> [WHAT THE TASK REQUIRES]
The records below need retyping in full; give them again exactly.

Records from a data source:
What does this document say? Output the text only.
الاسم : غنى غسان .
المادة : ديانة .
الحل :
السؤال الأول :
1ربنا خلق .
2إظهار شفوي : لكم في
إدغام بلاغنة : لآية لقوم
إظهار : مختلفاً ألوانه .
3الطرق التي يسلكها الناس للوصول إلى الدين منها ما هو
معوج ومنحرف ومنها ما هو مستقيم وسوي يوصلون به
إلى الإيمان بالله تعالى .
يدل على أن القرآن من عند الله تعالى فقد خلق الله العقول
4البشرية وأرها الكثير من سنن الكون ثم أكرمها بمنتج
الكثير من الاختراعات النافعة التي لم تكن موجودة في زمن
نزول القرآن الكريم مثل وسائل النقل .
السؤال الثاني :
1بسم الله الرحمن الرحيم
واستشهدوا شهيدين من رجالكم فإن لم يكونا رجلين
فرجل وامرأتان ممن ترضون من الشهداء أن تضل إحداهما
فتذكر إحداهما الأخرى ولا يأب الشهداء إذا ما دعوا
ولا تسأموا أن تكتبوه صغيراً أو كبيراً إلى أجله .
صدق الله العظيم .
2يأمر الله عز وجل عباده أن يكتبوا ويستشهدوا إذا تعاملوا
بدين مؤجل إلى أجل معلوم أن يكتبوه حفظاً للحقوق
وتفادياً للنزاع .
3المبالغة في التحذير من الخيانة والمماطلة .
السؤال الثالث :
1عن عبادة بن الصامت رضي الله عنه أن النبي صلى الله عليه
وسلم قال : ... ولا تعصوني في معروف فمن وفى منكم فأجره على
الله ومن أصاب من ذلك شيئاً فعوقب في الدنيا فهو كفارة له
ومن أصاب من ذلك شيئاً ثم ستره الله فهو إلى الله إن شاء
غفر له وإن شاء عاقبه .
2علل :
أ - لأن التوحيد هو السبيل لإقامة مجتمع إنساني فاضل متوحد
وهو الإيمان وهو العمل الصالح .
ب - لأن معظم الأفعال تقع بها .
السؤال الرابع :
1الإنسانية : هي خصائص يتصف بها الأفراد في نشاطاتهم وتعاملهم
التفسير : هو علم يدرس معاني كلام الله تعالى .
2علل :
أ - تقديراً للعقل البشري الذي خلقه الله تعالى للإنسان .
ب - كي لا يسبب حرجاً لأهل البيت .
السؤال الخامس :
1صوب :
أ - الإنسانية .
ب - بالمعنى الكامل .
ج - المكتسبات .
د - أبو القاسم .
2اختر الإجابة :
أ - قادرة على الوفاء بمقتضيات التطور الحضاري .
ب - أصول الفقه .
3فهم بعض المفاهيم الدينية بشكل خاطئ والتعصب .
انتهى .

> [SOLVED EXERCISE]
What does this document say? Output the text only.
الاسم : غنى غسان .
المادة : ديانة .
الحل :
السؤال الأول :
1ربنا خلق .
2إظهار شفوي : لكم في
إدغام بلاغنة : لآية لقوم
إظهار : مختلفاً ألوانه .
3الطرق التي يسلكها الناس للوصول إلى الدين منها ما هو
معوج ومنحرف ومنها ما هو مستقيم وسوي يوصلون به
إلى الإيمان بالله تعالى .
يدل على أن القرآن من عند الله تعالى فقد خلق الله العقول
4البشرية وأرها الكثير من سنن الكون ثم أكرمها بمنتج
الكثير من الاختراعات النافعة التي لم تكن موجودة في زمن
نزول القرآن الكريم مثل وسائل النقل .
السؤال الثاني :
1بسم الله الرحمن الرحيم
واستشهدوا شهيدين من رجالكم فإن لم يكونا رجلين
فرجل وامرأتان ممن ترضون من الشهداء أن تضل إحداهما
فتذكر إحداهما الأخرى ولا يأب الشهداء إذا ما دعوا
ولا تسأموا أن تكتبوه صغيراً أو كبيراً إلى أجله .
صدق الله العظيم .
2يأمر الله عز وجل عباده أن يكتبوا ويستشهدوا إذا تعاملوا
بدين مؤجل إلى أجل معلوم أن يكتبوه حفظاً للحقوق
وتفادياً للنزاع .
3المبالغة في التحذير من الخيانة والمماطلة .
السؤال الثالث :
1عن عبادة بن الصامت رضي الله عنه أن النبي صلى الله عليه
وسلم قال : ... ولا تعصوني في معروف فمن وفى منكم فأجره على
الله ومن أصاب من ذلك شيئاً فعوقب في الدنيا فهو كفارة له
ومن أصاب من ذلك شيئاً ثم ستره الله فهو إلى الله إن شاء
غفر له وإن شاء عاقبه .
2علل :
أ - لأن التوحيد هو السبيل لإقامة مجتمع إنساني فاضل متوحد
وهو الإيمان وهو العمل الصالح .
ب - لأن معظم الأفعال تقع بها .
السؤال الرابع :
1الإنسانية : هي خصائص يتصف بها الأفراد في نشاطاتهم وتعاملهم
التفسير : هو علم يدرس معاني كلام الله تعالى .
2علل :
أ - تقديراً للعقل البشري الذي خلقه الله تعالى للإنسان .
ب - كي لا يسبب حرجاً لأهل البيت .
السؤال الخامس :
1صوب :
أ - الإنسانية .
ب - بالمعنى الكامل .
ج - المكتسبات .
د - أبو القاسم .
2اختر الإجابة :
أ - قادرة على الوفاء بمقتضيات التطور الحضاري .
ب - أصول الفقه .
3فهم بعض المفاهيم الدينية بشكل خاطئ والتعصب .
انتهى .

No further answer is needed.